[A run of records]
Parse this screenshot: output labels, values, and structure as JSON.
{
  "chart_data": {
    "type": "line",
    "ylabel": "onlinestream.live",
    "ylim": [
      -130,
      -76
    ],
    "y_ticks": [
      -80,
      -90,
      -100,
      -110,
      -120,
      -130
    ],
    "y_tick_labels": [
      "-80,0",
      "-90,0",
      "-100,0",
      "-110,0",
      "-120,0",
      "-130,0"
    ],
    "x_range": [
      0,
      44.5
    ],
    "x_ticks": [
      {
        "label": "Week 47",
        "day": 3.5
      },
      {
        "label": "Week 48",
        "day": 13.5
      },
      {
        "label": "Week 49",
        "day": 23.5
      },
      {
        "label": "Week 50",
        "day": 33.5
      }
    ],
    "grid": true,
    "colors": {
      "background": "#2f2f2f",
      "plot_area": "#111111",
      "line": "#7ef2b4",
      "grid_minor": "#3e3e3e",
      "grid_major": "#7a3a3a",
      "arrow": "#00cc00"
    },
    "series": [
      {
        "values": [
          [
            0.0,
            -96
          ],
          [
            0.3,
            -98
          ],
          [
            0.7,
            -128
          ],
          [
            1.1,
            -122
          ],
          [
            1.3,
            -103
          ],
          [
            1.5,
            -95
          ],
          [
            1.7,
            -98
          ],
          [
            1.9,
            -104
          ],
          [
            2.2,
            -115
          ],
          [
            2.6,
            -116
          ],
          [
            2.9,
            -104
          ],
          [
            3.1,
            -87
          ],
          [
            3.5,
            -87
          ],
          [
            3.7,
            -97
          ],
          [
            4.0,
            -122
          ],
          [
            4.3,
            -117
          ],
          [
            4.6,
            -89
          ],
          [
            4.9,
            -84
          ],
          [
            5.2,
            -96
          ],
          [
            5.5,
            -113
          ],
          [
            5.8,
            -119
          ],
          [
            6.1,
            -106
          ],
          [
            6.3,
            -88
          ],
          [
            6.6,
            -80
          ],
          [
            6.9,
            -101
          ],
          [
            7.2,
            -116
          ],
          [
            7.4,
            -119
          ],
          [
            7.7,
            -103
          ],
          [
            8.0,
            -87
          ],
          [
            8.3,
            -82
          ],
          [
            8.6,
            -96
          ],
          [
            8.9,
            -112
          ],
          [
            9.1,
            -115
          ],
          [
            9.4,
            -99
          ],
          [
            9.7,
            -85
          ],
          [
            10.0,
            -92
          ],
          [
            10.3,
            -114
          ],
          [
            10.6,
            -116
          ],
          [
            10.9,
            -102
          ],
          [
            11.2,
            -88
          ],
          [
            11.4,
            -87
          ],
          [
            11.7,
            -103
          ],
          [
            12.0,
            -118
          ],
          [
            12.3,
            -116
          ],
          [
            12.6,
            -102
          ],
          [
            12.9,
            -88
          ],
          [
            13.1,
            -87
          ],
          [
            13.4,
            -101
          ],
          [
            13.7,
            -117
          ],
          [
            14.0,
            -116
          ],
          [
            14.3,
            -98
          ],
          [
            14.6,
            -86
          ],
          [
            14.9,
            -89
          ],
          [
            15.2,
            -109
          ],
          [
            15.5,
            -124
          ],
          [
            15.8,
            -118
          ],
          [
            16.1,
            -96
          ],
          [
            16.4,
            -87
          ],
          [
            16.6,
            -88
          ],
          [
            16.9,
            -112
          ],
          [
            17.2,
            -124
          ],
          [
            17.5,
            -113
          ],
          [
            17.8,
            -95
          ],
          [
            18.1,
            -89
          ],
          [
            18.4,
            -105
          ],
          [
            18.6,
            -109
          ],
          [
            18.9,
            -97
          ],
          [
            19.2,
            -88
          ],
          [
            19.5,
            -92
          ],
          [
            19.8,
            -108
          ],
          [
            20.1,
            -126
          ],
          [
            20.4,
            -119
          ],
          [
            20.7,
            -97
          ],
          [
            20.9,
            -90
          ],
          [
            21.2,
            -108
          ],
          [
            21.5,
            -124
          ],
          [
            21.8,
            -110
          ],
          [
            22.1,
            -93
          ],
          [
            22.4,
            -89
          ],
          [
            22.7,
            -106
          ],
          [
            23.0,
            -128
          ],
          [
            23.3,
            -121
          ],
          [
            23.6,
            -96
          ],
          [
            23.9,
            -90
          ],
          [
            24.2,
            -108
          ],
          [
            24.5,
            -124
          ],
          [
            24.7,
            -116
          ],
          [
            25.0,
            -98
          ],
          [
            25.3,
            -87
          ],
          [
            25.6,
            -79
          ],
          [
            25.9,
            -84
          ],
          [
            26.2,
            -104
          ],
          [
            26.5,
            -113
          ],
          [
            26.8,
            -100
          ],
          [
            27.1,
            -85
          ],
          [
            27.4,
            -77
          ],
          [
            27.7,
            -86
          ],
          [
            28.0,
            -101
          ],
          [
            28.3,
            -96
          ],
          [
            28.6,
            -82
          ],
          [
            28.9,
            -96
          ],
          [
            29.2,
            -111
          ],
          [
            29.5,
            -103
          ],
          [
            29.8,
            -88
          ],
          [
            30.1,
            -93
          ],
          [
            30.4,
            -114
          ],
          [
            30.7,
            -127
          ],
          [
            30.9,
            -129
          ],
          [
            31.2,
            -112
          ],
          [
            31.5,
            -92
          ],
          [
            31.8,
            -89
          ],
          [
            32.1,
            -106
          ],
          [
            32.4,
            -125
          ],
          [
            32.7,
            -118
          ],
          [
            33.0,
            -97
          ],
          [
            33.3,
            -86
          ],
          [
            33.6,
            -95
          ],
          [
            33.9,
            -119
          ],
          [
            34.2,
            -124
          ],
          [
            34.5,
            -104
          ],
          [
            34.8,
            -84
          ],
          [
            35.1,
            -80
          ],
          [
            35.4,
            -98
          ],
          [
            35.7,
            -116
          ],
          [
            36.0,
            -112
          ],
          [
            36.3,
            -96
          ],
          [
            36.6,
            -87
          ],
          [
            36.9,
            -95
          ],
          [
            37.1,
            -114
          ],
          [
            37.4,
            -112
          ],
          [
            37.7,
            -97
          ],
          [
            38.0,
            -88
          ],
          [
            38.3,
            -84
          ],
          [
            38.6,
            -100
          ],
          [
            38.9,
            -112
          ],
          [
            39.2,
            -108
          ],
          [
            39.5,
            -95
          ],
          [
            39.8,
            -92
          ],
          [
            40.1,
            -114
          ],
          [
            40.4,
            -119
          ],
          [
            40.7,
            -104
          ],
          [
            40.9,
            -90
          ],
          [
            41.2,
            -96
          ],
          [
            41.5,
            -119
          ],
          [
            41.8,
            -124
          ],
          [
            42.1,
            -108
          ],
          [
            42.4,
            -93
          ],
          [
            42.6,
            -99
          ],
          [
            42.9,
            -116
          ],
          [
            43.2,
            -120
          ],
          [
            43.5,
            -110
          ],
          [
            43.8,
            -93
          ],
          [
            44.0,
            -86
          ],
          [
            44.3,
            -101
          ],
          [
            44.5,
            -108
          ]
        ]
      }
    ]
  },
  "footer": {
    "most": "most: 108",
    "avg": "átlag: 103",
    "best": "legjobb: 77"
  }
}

• SET TASK:
Extract every line from the records above that contains the word "Week".

• COMPLETE ANSWER:
        "label": "Week 47",
        "label": "Week 48",
        "label": "Week 49",
        "label": "Week 50",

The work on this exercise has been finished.